** START OF Source records **

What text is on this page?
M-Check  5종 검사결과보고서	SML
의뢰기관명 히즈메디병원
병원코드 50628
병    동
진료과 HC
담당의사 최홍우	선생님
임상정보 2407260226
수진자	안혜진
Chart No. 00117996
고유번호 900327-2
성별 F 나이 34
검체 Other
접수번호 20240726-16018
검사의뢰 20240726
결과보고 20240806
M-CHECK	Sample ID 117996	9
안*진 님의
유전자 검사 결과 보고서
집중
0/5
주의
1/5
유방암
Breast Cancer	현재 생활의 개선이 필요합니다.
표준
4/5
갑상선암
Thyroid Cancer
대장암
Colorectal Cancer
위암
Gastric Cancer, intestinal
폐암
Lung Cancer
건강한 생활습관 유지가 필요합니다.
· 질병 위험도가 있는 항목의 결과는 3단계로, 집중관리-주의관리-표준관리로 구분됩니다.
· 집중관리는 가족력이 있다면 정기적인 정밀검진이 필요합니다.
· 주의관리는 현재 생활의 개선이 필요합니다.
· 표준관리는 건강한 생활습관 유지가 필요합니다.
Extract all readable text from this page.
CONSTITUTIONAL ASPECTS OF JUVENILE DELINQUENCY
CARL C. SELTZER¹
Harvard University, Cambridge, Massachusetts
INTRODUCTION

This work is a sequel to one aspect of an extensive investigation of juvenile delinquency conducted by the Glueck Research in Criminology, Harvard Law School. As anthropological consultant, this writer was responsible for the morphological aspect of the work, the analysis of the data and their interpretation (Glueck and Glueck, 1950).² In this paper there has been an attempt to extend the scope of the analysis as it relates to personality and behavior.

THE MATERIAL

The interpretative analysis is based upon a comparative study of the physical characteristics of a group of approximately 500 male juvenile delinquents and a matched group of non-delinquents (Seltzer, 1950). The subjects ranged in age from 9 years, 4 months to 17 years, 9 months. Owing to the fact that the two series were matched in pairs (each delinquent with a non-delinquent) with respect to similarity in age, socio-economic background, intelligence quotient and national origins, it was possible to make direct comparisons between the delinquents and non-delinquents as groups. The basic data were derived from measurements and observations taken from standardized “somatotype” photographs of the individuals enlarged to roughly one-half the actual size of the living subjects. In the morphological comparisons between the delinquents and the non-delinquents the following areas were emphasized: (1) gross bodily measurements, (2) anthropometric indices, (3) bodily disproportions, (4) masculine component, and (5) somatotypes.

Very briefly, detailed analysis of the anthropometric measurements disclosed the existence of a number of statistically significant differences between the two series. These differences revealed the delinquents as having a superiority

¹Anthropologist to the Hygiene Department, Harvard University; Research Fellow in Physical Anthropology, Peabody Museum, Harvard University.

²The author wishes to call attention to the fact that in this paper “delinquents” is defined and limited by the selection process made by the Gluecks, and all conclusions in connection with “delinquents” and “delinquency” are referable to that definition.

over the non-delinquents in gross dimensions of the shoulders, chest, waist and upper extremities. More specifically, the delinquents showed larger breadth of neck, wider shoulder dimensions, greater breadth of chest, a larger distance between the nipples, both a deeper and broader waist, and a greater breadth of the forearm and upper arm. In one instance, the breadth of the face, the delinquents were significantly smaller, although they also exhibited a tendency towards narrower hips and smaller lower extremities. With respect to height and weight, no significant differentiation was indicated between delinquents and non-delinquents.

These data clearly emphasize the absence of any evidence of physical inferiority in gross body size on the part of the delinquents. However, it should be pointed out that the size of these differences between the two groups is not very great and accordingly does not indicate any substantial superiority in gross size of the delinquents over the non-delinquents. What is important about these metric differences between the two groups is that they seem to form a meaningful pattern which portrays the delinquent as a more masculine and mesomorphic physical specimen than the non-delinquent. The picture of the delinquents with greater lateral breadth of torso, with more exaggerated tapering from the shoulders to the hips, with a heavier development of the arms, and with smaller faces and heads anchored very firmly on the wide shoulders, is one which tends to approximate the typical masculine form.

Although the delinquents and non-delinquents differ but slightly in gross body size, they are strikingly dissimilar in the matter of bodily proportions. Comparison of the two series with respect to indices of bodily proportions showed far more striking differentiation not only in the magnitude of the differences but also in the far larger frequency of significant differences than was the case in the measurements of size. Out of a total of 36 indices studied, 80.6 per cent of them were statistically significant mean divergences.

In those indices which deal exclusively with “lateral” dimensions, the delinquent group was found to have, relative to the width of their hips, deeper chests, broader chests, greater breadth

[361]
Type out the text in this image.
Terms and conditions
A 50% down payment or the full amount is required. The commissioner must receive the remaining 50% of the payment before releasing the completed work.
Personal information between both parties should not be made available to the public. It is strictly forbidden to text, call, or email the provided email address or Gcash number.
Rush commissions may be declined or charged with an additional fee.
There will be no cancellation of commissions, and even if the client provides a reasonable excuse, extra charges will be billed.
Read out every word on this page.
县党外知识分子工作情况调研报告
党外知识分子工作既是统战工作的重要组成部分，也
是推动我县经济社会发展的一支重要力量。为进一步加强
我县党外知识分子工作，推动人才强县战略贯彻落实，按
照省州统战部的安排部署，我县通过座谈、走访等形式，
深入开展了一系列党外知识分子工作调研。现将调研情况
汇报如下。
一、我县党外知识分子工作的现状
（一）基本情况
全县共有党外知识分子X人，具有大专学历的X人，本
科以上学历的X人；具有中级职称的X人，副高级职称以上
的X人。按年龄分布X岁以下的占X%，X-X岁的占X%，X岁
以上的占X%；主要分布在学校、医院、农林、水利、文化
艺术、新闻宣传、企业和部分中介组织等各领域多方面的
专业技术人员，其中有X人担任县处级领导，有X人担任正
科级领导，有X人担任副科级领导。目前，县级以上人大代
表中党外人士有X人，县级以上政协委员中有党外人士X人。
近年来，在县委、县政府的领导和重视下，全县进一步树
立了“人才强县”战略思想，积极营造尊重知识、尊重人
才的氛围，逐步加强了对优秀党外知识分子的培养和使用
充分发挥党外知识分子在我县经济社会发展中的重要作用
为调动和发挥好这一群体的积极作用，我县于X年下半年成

** END OF Source records **

Reproduce the records above exactly, starting with the line that contains "Read out every word on this page." and ending with the last line.

Read out every word on this page.
县党外知识分子工作情况调研报告
党外知识分子工作既是统战工作的重要组成部分，也
是推动我县经济社会发展的一支重要力量。为进一步加强
我县党外知识分子工作，推动人才强县战略贯彻落实，按
照省州统战部的安排部署，我县通过座谈、走访等形式，
深入开展了一系列党外知识分子工作调研。现将调研情况
汇报如下。
一、我县党外知识分子工作的现状
（一）基本情况
全县共有党外知识分子X人，具有大专学历的X人，本
科以上学历的X人；具有中级职称的X人，副高级职称以上
的X人。按年龄分布X岁以下的占X%，X-X岁的占X%，X岁
以上的占X%；主要分布在学校、医院、农林、水利、文化
艺术、新闻宣传、企业和部分中介组织等各领域多方面的
专业技术人员，其中有X人担任县处级领导，有X人担任正
科级领导，有X人担任副科级领导。目前，县级以上人大代
表中党外人士有X人，县级以上政协委员中有党外人士X人。
近年来，在县委、县政府的领导和重视下，全县进一步树
立了“人才强县”战略思想，积极营造尊重知识、尊重人
才的氛围，逐步加强了对优秀党外知识分子的培养和使用
充分发挥党外知识分子在我县经济社会发展中的重要作用
为调动和发挥好这一群体的积极作用，我县于X年下半年成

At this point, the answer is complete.